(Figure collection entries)

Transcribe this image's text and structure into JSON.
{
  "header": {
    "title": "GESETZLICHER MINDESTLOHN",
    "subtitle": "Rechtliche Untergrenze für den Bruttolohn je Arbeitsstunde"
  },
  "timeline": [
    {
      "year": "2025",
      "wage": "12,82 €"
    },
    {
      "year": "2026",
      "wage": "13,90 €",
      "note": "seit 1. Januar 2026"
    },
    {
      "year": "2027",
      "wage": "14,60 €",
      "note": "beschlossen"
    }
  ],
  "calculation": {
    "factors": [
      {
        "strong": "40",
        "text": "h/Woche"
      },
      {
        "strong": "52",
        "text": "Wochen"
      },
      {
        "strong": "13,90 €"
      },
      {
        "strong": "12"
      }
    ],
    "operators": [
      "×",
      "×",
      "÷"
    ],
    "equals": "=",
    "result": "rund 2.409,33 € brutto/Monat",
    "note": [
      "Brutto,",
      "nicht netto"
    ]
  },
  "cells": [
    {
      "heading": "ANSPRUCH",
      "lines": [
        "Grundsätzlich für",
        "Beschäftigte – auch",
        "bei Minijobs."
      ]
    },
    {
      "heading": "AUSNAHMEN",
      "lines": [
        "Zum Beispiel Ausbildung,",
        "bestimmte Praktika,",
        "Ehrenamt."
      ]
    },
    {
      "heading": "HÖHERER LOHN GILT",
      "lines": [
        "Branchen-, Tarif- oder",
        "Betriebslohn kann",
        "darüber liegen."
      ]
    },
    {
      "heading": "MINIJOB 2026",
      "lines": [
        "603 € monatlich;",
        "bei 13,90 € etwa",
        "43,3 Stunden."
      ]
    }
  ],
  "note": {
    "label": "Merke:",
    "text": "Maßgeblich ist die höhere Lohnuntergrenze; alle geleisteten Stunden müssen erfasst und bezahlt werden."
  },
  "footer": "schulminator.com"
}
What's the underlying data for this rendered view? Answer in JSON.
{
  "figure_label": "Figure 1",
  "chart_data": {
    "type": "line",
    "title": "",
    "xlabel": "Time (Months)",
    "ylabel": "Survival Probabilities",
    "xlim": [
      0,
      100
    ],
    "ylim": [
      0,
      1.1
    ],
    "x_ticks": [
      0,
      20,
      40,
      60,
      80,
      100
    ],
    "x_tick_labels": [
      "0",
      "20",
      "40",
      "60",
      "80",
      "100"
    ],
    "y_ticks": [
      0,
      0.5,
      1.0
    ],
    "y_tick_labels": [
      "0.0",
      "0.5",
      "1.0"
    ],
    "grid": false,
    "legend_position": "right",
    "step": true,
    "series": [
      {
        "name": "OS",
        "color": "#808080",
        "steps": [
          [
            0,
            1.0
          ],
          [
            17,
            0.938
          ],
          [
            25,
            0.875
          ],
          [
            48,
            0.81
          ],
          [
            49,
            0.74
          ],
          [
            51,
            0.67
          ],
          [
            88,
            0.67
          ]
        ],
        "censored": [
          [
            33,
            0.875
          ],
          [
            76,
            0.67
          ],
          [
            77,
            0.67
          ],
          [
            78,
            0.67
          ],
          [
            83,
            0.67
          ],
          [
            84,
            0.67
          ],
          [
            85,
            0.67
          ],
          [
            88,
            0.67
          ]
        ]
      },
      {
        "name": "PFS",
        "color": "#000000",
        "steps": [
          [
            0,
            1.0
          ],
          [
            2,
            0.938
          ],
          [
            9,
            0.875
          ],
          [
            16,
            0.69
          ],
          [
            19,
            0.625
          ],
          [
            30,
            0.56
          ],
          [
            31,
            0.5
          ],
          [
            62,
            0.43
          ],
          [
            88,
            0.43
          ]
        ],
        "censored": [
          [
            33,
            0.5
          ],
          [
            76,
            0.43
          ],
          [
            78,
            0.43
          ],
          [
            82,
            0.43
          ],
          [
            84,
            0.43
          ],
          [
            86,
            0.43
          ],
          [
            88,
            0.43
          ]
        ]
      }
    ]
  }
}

## WHAT YOU WILL DO
Print all of the entries exactly as they appear.

## THE ANSWER
Transcribe this image's text and structure into JSON.
{
  "header": {
    "title": "GESETZLICHER MINDESTLOHN",
    "subtitle": "Rechtliche Untergrenze für den Bruttolohn je Arbeitsstunde"
  },
  "timeline": [
    {
      "year": "2025",
      "wage": "12,82 €"
    },
    {
      "year": "2026",
      "wage": "13,90 €",
      "note": "seit 1. Januar 2026"
    },
    {
      "year": "2027",
      "wage": "14,60 €",
      "note": "beschlossen"
    }
  ],
  "calculation": {
    "factors": [
      {
        "strong": "40",
        "text": "h/Woche"
      },
      {
        "strong": "52",
        "text": "Wochen"
      },
      {
        "strong": "13,90 €"
      },
      {
        "strong": "12"
      }
    ],
    "operators": [
      "×",
      "×",
      "÷"
    ],
    "equals": "=",
    "result": "rund 2.409,33 € brutto/Monat",
    "note": [
      "Brutto,",
      "nicht netto"
    ]
  },
  "cells": [
    {
      "heading": "ANSPRUCH",
      "lines": [
        "Grundsätzlich für",
        "Beschäftigte – auch",
        "bei Minijobs."
      ]
    },
    {
      "heading": "AUSNAHMEN",
      "lines": [
        "Zum Beispiel Ausbildung,",
        "bestimmte Praktika,",
        "Ehrenamt."
      ]
    },
    {
      "heading": "HÖHERER LOHN GILT",
      "lines": [
        "Branchen-, Tarif- oder",
        "Betriebslohn kann",
        "darüber liegen."
      ]
    },
    {
      "heading": "MINIJOB 2026",
      "lines": [
        "603 € monatlich;",
        "bei 13,90 € etwa",
        "43,3 Stunden."
      ]
    }
  ],
  "note": {
    "label": "Merke:",
    "text": "Maßgeblich ist die höhere Lohnuntergrenze; alle geleisteten Stunden müssen erfasst und bezahlt werden."
  },
  "footer": "schulminator.com"
}
What's the underlying data for this rendered view? Answer in JSON.
{
  "figure_label": "Figure 1",
  "chart_data": {
    "type": "line",
    "title": "",
    "xlabel": "Time (Months)",
    "ylabel": "Survival Probabilities",
    "xlim": [
      0,
      100
    ],
    "ylim": [
      0,
      1.1
    ],
    "x_ticks": [
      0,
      20,
      40,
      60,
      80,
      100
    ],
    "x_tick_labels": [
      "0",
      "20",
      "40",
      "60",
      "80",
      "100"
    ],
    "y_ticks": [
      0,
      0.5,
      1.0
    ],
    "y_tick_labels": [
      "0.0",
      "0.5",
      "1.0"
    ],
    "grid": false,
    "legend_position": "right",
    "step": true,
    "series": [
      {
        "name": "OS",
        "color": "#808080",
        "steps": [
          [
            0,
            1.0
          ],
          [
            17,
            0.938
          ],
          [
            25,
            0.875
          ],
          [
            48,
            0.81
          ],
          [
            49,
            0.74
          ],
          [
            51,
            0.67
          ],
          [
            88,
            0.67
          ]
        ],
        "censored": [
          [
            33,
            0.875
          ],
          [
            76,
            0.67
          ],
          [
            77,
            0.67
          ],
          [
            78,
            0.67
          ],
          [
            83,
            0.67
          ],
          [
            84,
            0.67
          ],
          [
            85,
            0.67
          ],
          [
            88,
            0.67
          ]
        ]
      },
      {
        "name": "PFS",
        "color": "#000000",
        "steps": [
          [
            0,
            1.0
          ],
          [
            2,
            0.938
          ],
          [
            9,
            0.875
          ],
          [
            16,
            0.69
          ],
          [
            19,
            0.625
          ],
          [
            30,
            0.56
          ],
          [
            31,
            0.5
          ],
          [
            62,
            0.43
          ],
          [
            88,
            0.43
          ]
        ],
        "censored": [
          [
            33,
            0.5
          ],
          [
            76,
            0.43
          ],
          [
            78,
            0.43
          ],
          [
            82,
            0.43
          ],
          [
            84,
            0.43
          ],
          [
            86,
            0.43
          ],
          [
            88,
            0.43
          ]
        ]
      }
    ]
  }
}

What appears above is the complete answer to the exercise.